══ GIVEN DATA
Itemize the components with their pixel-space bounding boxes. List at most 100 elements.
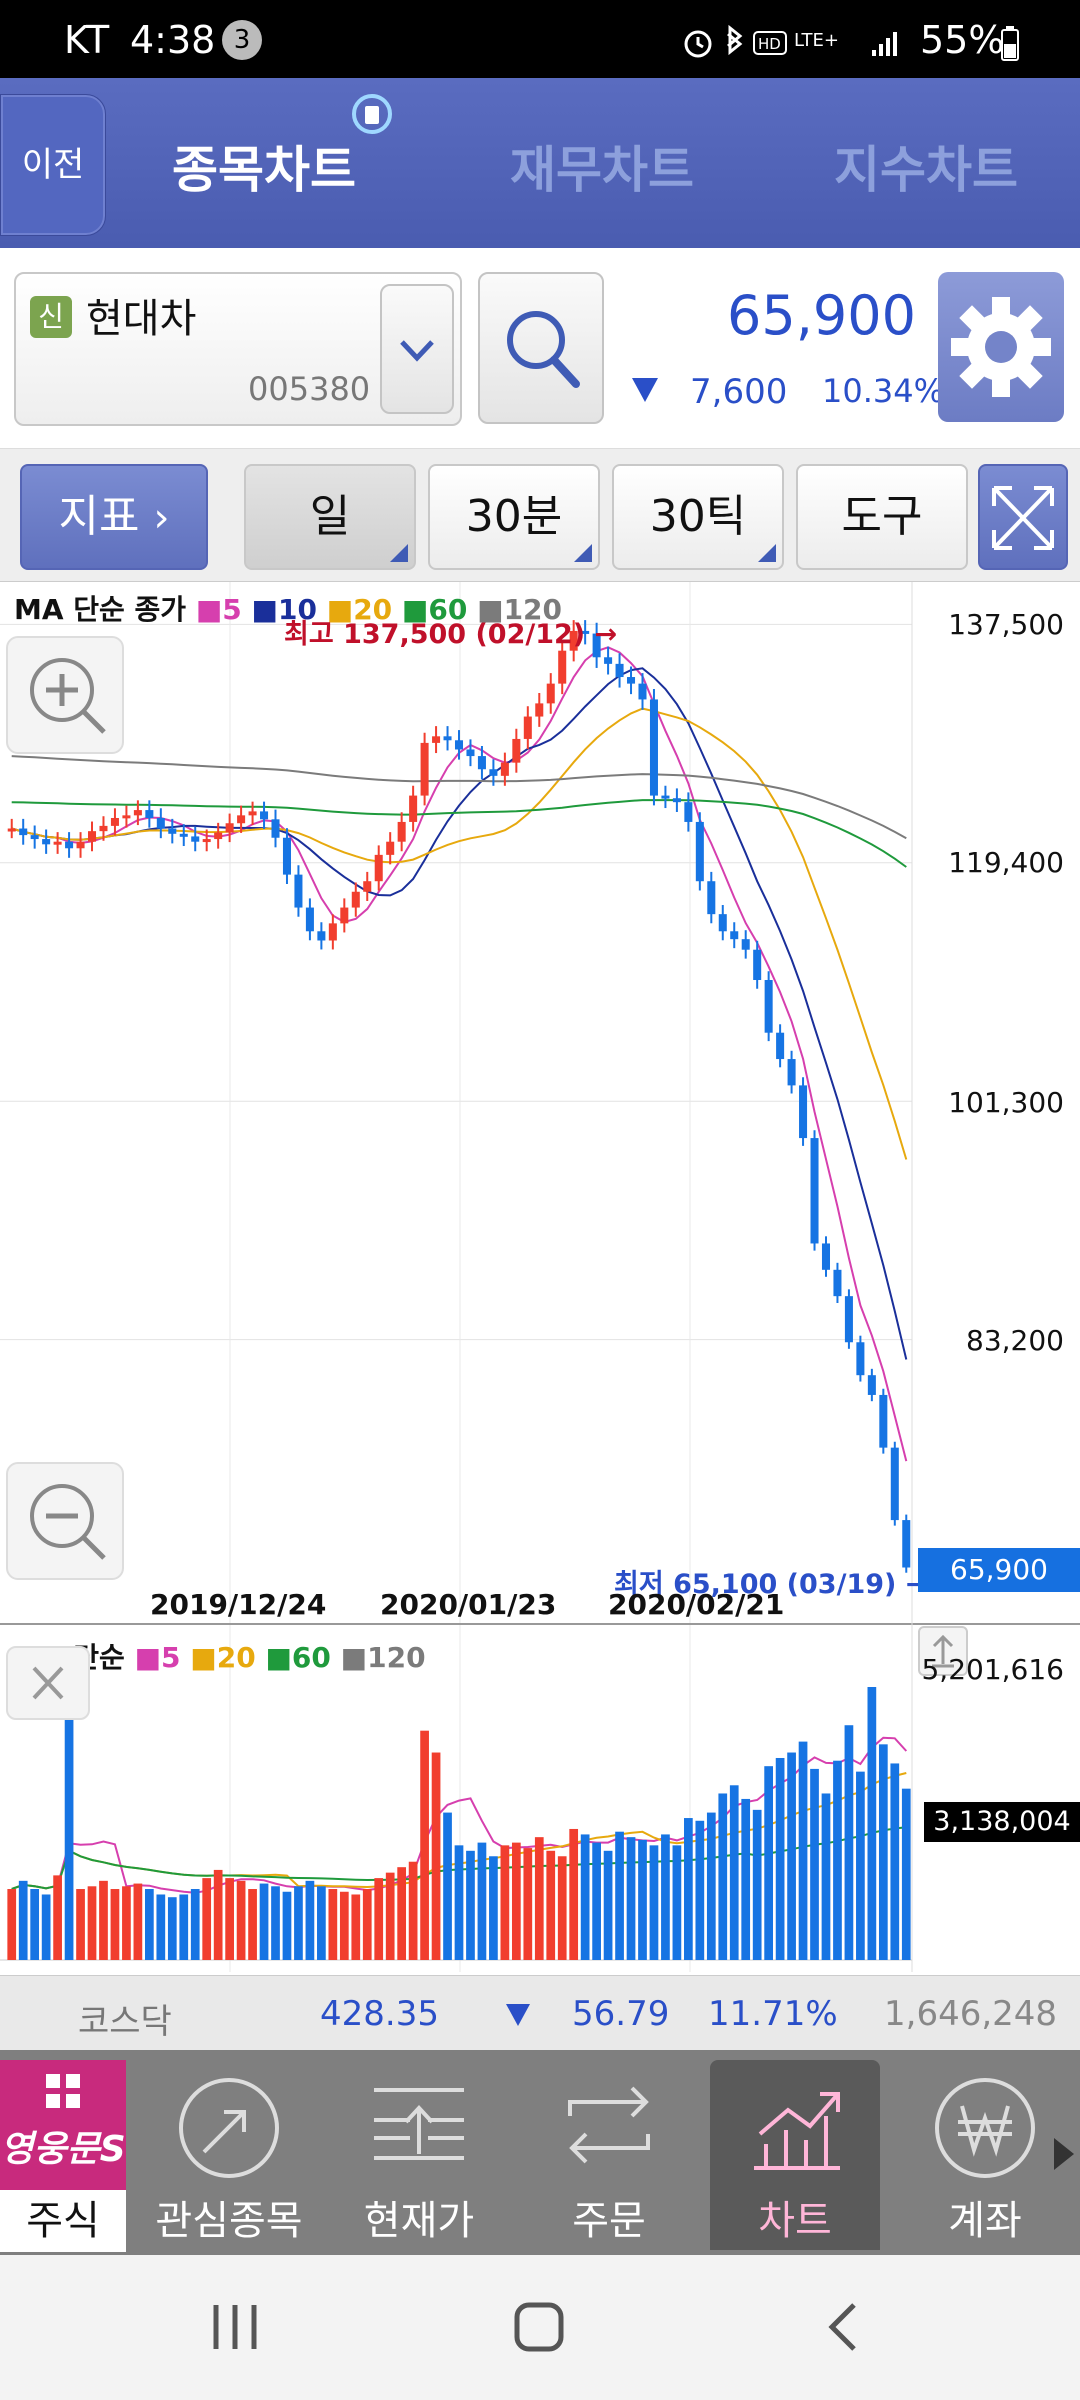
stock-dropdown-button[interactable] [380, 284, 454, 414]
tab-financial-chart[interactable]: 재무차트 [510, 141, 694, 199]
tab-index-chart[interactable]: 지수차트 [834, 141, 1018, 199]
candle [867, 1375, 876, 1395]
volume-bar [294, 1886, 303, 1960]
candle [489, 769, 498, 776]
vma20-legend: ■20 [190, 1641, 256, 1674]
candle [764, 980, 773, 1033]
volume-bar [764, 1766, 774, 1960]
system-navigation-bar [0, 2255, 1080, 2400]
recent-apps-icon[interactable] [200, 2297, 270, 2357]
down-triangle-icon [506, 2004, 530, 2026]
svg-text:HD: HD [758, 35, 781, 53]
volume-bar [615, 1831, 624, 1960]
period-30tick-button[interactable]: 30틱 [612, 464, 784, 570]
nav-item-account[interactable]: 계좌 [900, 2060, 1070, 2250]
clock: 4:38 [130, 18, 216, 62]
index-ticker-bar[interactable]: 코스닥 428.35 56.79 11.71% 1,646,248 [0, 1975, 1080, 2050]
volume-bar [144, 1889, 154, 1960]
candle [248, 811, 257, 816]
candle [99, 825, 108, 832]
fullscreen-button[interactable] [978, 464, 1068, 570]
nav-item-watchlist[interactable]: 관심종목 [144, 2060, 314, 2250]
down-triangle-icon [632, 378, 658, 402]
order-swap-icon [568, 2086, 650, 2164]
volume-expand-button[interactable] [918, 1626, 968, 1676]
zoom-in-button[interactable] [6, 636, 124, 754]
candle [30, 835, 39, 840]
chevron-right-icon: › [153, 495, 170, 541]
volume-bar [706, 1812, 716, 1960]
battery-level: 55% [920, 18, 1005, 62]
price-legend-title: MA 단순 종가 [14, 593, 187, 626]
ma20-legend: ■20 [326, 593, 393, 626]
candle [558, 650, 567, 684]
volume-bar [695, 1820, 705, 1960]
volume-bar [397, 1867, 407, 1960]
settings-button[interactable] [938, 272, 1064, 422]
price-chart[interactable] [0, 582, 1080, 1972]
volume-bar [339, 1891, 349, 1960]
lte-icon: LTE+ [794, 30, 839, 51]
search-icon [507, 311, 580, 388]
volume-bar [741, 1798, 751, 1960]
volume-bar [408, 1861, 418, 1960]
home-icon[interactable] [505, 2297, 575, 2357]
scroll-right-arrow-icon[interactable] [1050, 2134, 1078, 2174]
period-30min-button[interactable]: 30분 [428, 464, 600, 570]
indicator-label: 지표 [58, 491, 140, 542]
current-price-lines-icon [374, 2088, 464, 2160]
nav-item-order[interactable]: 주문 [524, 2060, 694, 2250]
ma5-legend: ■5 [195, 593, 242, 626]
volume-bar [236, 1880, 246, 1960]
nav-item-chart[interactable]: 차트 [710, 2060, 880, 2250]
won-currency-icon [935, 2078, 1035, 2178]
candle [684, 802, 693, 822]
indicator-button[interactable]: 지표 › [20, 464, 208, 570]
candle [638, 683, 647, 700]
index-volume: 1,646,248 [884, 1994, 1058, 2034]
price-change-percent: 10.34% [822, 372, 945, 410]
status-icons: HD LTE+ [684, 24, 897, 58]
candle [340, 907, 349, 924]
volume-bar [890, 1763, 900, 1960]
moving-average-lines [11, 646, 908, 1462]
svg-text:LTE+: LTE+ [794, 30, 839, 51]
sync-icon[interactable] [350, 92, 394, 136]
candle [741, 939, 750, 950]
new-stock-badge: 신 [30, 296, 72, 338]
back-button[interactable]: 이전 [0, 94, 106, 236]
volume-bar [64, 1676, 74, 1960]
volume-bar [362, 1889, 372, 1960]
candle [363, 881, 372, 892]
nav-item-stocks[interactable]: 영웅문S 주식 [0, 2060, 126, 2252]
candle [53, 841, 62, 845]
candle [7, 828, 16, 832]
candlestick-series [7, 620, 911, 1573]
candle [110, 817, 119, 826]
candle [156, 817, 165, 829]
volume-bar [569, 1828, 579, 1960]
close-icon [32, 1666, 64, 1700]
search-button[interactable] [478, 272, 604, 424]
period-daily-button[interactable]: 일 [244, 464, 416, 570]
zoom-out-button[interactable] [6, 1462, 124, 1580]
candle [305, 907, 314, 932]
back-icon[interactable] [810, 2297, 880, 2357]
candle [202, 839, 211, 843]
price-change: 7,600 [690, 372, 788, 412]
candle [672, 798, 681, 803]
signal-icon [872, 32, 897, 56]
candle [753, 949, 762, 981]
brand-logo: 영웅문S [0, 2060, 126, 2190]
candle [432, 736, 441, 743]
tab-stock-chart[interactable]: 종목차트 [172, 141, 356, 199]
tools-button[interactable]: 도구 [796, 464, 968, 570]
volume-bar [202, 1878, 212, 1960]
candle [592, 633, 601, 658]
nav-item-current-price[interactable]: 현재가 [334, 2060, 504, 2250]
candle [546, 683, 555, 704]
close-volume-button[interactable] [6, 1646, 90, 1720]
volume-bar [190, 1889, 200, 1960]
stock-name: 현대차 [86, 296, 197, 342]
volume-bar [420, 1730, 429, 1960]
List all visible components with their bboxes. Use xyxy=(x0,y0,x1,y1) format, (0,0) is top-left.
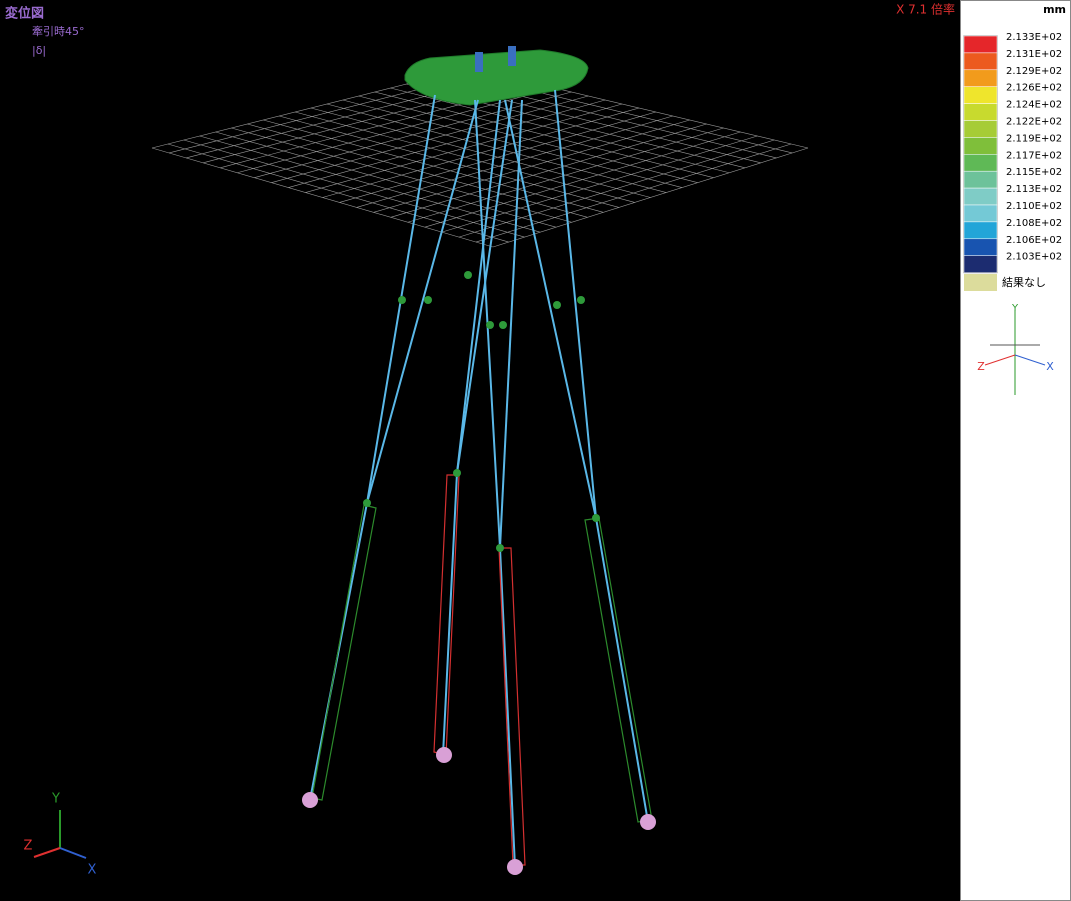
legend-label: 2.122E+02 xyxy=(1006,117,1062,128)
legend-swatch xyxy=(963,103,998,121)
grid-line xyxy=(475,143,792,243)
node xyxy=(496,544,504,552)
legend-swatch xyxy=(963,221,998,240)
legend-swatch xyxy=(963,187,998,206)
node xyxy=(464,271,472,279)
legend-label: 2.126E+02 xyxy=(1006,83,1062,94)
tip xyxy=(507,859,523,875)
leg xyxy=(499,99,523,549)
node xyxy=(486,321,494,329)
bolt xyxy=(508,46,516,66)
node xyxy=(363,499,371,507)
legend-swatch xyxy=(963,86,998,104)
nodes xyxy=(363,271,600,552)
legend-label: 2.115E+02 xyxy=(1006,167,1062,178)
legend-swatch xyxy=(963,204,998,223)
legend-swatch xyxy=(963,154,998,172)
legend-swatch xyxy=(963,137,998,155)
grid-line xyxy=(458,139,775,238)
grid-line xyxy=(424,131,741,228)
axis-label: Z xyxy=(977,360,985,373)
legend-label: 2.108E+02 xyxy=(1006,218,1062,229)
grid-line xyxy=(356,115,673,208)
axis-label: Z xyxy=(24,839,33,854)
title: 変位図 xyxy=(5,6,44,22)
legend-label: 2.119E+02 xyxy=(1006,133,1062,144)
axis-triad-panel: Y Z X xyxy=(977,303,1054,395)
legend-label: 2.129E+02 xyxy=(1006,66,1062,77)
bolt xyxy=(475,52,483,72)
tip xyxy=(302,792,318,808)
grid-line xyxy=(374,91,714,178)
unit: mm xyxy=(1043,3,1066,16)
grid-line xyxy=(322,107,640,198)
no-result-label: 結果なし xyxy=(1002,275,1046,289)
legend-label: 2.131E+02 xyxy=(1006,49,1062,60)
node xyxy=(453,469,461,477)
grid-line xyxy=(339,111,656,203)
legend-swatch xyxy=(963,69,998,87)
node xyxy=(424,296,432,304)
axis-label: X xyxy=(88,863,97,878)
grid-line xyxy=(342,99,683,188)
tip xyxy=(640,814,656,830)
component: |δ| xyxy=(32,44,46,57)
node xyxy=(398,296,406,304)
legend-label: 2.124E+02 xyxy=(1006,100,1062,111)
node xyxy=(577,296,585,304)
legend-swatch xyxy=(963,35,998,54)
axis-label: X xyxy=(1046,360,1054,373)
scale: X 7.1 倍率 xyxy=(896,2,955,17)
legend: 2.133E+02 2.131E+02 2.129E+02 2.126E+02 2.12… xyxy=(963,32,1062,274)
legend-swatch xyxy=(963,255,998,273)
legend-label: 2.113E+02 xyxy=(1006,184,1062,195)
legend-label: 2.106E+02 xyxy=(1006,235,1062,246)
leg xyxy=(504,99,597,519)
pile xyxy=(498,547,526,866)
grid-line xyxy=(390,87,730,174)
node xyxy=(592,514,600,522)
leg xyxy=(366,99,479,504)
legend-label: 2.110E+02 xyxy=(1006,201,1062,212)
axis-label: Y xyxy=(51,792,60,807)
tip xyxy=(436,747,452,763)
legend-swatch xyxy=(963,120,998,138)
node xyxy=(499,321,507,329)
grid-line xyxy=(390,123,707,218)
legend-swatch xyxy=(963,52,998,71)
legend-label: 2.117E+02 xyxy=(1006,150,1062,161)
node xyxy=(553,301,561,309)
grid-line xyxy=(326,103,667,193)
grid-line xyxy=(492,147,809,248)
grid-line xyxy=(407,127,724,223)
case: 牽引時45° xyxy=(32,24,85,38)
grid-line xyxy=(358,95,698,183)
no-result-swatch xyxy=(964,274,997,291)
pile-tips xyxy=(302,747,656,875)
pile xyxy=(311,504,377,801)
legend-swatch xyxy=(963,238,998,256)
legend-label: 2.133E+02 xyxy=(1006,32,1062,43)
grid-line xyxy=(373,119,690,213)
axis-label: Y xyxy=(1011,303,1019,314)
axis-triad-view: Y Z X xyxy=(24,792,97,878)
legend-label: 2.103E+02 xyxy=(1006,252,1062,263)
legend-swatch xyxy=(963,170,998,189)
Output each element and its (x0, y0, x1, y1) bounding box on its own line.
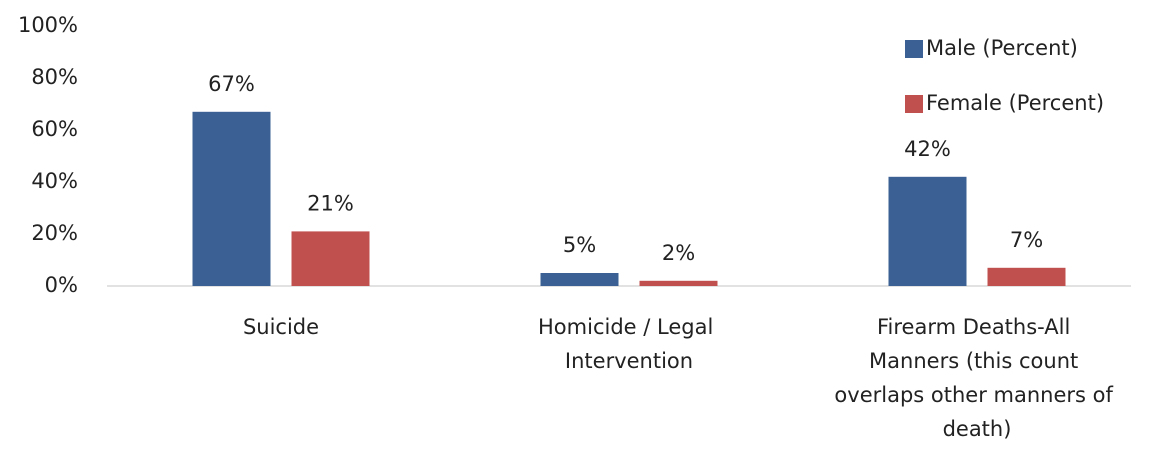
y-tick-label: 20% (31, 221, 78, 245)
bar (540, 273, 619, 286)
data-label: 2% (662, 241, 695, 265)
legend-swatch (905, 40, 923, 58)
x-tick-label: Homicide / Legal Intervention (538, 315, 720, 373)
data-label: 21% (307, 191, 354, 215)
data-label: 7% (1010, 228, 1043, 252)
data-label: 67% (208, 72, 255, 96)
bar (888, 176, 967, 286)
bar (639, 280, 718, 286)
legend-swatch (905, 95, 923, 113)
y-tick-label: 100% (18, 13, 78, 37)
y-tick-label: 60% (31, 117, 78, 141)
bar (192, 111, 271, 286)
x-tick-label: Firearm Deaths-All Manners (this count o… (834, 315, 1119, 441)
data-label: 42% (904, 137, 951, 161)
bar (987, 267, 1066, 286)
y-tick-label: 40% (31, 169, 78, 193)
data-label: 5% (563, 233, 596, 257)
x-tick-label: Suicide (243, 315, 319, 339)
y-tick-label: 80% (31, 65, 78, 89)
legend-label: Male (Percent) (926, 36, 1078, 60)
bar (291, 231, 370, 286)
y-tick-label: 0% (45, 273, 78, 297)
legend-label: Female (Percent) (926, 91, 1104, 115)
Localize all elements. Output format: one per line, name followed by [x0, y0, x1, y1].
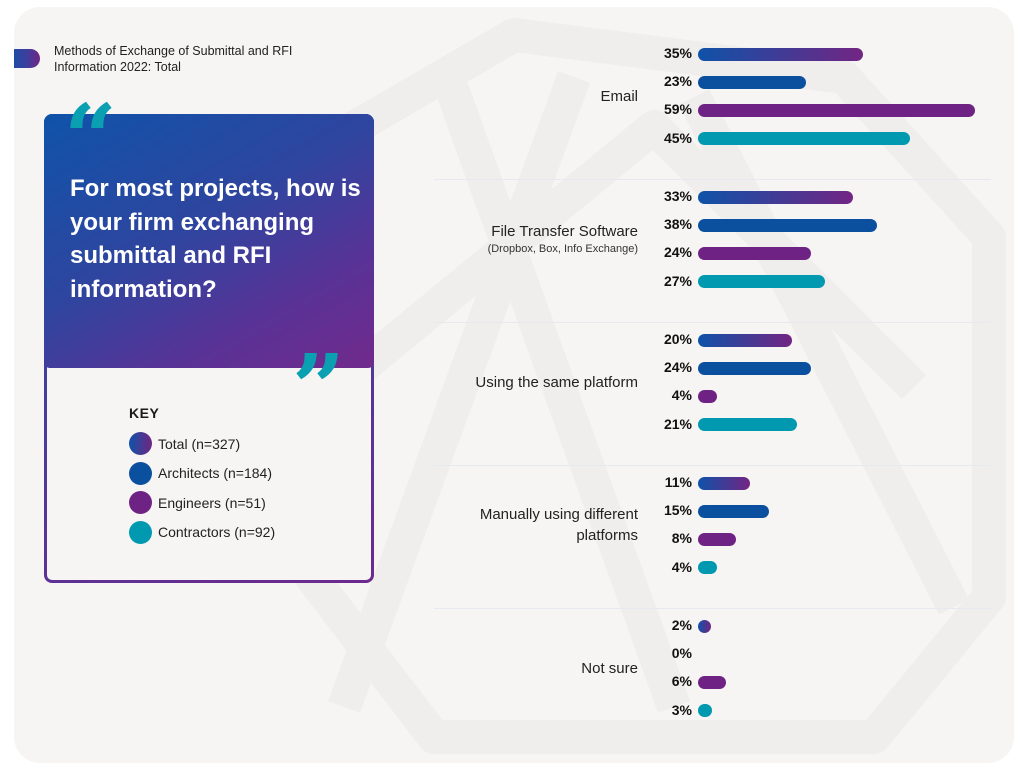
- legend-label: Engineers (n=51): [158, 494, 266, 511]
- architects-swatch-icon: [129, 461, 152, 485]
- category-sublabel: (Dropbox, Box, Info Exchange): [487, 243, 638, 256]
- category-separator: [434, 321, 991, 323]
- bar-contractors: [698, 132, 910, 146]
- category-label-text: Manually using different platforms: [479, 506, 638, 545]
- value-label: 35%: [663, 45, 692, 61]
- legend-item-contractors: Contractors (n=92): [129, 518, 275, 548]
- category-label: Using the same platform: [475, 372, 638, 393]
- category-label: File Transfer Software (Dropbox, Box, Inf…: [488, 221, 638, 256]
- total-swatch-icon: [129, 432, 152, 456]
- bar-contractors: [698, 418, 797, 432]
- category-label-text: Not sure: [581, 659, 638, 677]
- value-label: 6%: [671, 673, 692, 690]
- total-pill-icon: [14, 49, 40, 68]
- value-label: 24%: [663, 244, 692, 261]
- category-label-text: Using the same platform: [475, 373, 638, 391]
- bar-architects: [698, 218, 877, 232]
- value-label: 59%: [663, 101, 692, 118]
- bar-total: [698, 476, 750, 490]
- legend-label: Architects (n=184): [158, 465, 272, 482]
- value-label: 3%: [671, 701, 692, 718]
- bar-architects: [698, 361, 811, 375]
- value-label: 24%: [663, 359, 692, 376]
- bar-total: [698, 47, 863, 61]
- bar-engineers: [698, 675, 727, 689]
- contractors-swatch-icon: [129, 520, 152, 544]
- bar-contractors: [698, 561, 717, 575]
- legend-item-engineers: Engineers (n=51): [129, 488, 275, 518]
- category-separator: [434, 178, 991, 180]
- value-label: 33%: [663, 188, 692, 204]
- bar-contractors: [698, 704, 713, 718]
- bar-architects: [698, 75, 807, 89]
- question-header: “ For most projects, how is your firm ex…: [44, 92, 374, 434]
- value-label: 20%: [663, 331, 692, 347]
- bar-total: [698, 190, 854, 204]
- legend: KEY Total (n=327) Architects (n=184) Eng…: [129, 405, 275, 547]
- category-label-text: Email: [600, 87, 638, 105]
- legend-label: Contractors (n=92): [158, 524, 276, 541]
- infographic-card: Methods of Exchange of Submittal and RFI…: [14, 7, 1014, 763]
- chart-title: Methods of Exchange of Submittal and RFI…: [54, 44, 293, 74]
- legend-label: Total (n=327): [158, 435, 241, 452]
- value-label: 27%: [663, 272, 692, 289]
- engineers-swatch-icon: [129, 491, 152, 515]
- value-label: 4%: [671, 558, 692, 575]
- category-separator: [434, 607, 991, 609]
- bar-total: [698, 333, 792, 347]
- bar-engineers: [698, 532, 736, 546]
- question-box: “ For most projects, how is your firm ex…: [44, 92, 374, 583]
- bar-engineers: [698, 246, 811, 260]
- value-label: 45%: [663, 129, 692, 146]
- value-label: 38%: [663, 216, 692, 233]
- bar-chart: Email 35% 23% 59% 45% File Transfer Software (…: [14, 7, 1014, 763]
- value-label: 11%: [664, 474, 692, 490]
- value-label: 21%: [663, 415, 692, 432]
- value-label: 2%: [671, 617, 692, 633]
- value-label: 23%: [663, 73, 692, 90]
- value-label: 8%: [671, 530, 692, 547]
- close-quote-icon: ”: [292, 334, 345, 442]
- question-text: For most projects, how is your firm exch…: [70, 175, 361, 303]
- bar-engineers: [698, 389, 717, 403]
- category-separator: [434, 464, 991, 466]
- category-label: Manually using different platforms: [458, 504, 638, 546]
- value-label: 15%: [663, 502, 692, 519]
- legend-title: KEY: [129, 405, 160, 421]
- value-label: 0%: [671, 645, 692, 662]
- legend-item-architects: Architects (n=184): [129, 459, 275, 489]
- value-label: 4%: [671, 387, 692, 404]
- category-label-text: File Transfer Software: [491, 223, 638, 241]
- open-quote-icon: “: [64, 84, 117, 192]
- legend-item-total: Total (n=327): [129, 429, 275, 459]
════
# PROMPT
Please copy the lines of the records word for word, beginning at the line that contains "- legend-label: Engineers" and stopping after the line that contains "- bar-contractors: [698, 418, 797, 432]".

# RESULT OF THE TASK
- legend-label: Engineers (n=51): [158, 494, 266, 511]
- architects-swatch-icon: [129, 461, 152, 485]
- category-sublabel: (Dropbox, Box, Info Exchange): [487, 243, 638, 256]
- category-separator: [434, 321, 991, 323]
- bar-contractors: [698, 132, 910, 146]
- category-label-text: Manually using different platforms: [479, 506, 638, 545]
- value-label: 35%: [663, 45, 692, 61]
- legend-item-contractors: Contractors (n=92): [129, 518, 275, 548]
- category-label: Using the same platform: [475, 372, 638, 393]
- category-label: File Transfer Software (Dropbox, Box, Inf…: [488, 221, 638, 256]
- total-swatch-icon: [129, 432, 152, 456]
- bar-contractors: [698, 418, 797, 432]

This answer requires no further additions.